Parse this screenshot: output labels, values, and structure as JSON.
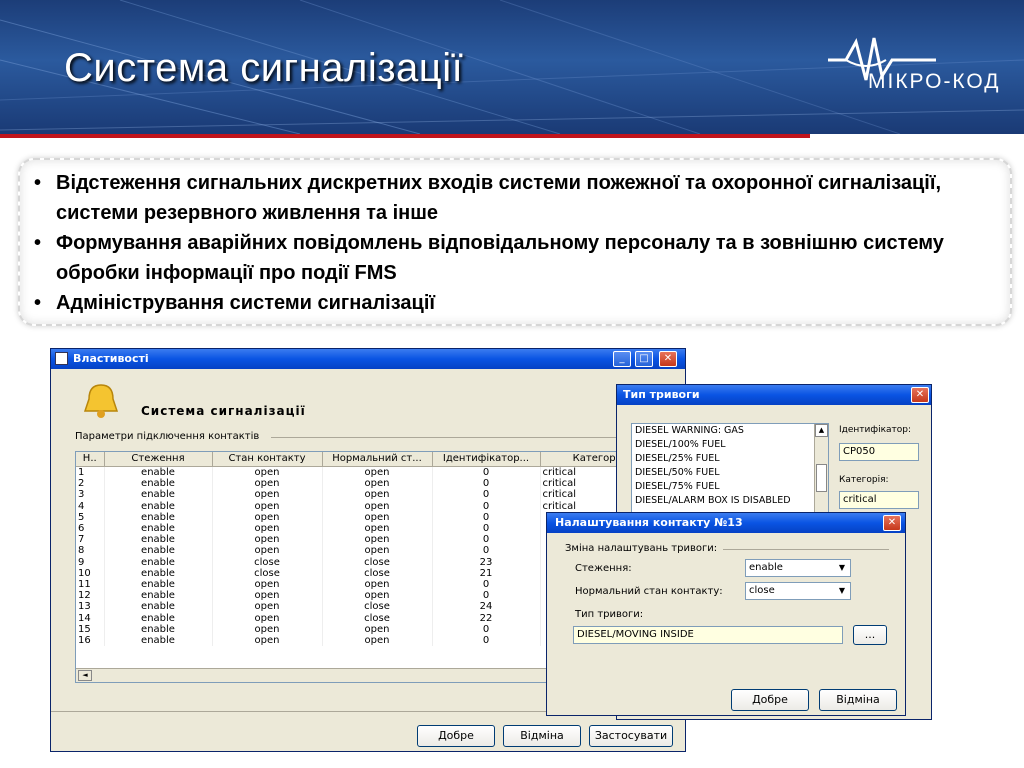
{
  "slide": {
    "title": "Система сигналізації",
    "logo_text": "МІКРО-КОД",
    "bullets": [
      "Відстеження сигнальних дискретних входів системи пожежної та охоронної сигналізації, системи резервного живлення та інше",
      "Формування аварійних повідомлень відповідальному персоналу та в зовнішню систему обробки інформації про події FMS",
      "Адміністрування системи сигналізації"
    ]
  },
  "props_window": {
    "title": "Властивості",
    "heading": "Система сигналізації",
    "group_label": "Параметри підключення контактів",
    "columns": [
      "Н..",
      "Стеження",
      "Стан контакту",
      "Нормальний ст...",
      "Ідентифікатор...",
      "Категория ав"
    ],
    "rows": [
      [
        "1",
        "enable",
        "open",
        "open",
        "0",
        "critical"
      ],
      [
        "2",
        "enable",
        "open",
        "open",
        "0",
        "critical"
      ],
      [
        "3",
        "enable",
        "open",
        "open",
        "0",
        "critical"
      ],
      [
        "4",
        "enable",
        "open",
        "open",
        "0",
        "critical"
      ],
      [
        "5",
        "enable",
        "open",
        "open",
        "0",
        ""
      ],
      [
        "6",
        "enable",
        "open",
        "open",
        "0",
        ""
      ],
      [
        "7",
        "enable",
        "open",
        "open",
        "0",
        ""
      ],
      [
        "8",
        "enable",
        "open",
        "open",
        "0",
        ""
      ],
      [
        "9",
        "enable",
        "close",
        "close",
        "23",
        ""
      ],
      [
        "10",
        "enable",
        "close",
        "close",
        "21",
        ""
      ],
      [
        "11",
        "enable",
        "open",
        "open",
        "0",
        ""
      ],
      [
        "12",
        "enable",
        "open",
        "open",
        "0",
        ""
      ],
      [
        "13",
        "enable",
        "open",
        "close",
        "24",
        ""
      ],
      [
        "14",
        "enable",
        "open",
        "close",
        "22",
        ""
      ],
      [
        "15",
        "enable",
        "open",
        "open",
        "0",
        ""
      ],
      [
        "16",
        "enable",
        "open",
        "open",
        "0",
        ""
      ]
    ],
    "ok_label": "Добре",
    "cancel_label": "Відміна",
    "apply_label": "Застосувати"
  },
  "alarm_type_window": {
    "title": "Тип тривоги",
    "items": [
      "DIESEL WARNING: GAS",
      "DIESEL/100% FUEL",
      "DIESEL/25% FUEL",
      "DIESEL/50% FUEL",
      "DIESEL/75% FUEL",
      "DIESEL/ALARM BOX IS DISABLED"
    ],
    "id_label": "Ідентифікатор:",
    "id_value": "CP050",
    "category_label": "Категорія:",
    "category_value": "critical"
  },
  "contact_window": {
    "title": "Налаштування контакту №13",
    "group_label": "Зміна налаштувань тривоги:",
    "tracking_label": "Стеження:",
    "tracking_value": "enable",
    "normal_state_label": "Нормальний стан контакту:",
    "normal_state_value": "close",
    "alarm_type_label": "Тип тривоги:",
    "alarm_type_value": "DIESEL/MOVING INSIDE",
    "browse_label": "...",
    "ok_label": "Добре",
    "cancel_label": "Відміна"
  }
}
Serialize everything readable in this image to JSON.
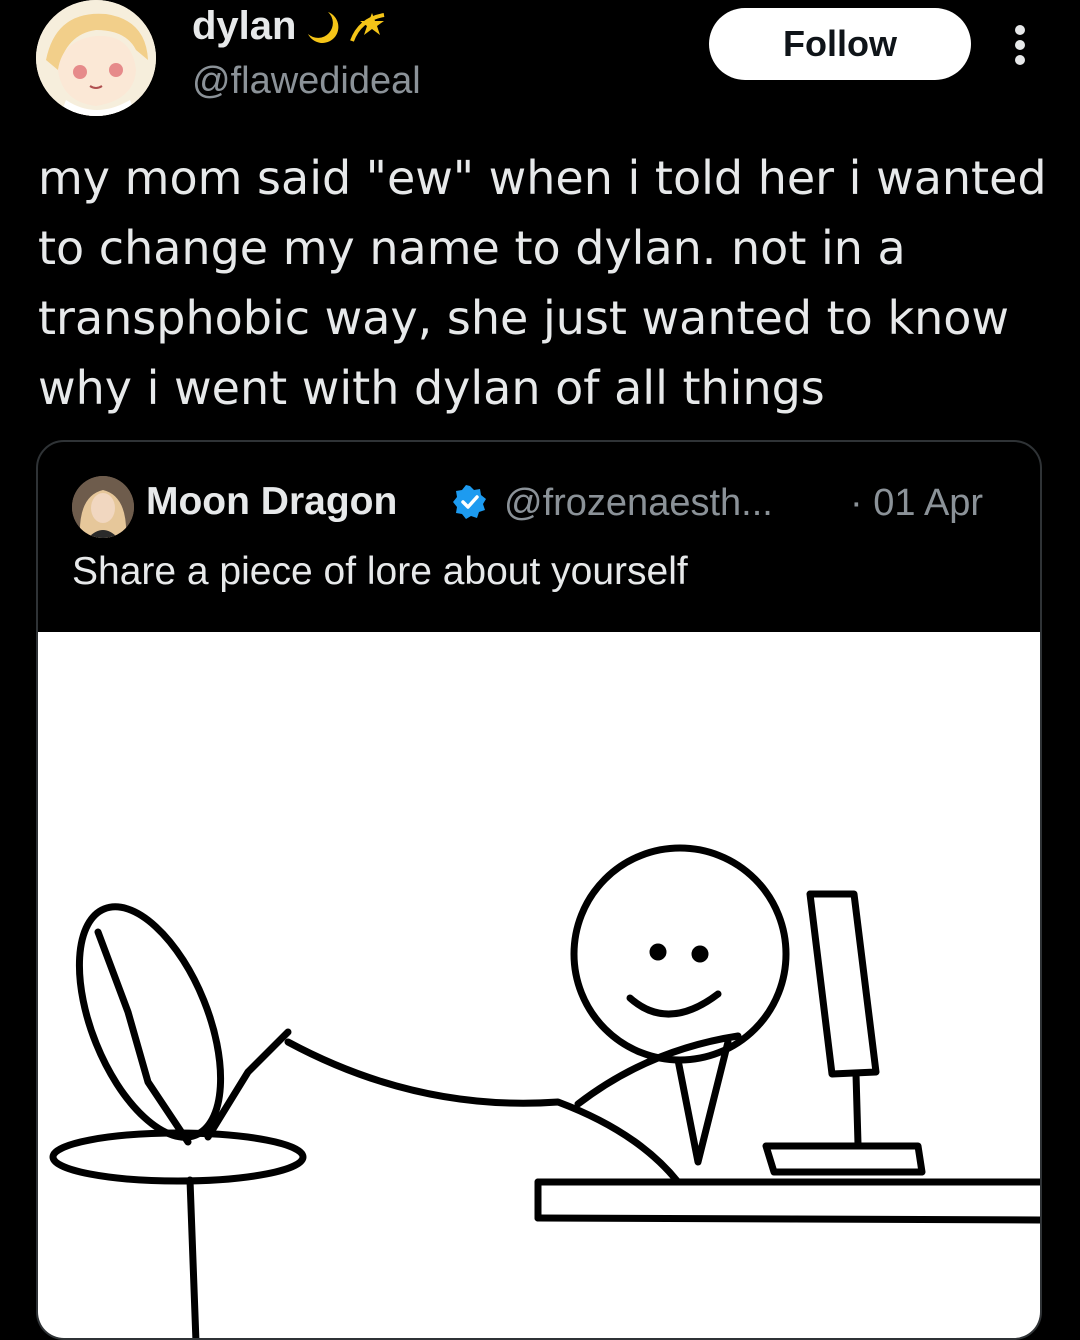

- _Given exercise_
Gather up, from the records above, each line where the word "системи" appears.

- _The response_
      "Відстеження сигнальних дискретних входів системи пожежної та охоронної сигналізації, системи резервного живлення та інше",
      "Адміністрування системи сигналізації"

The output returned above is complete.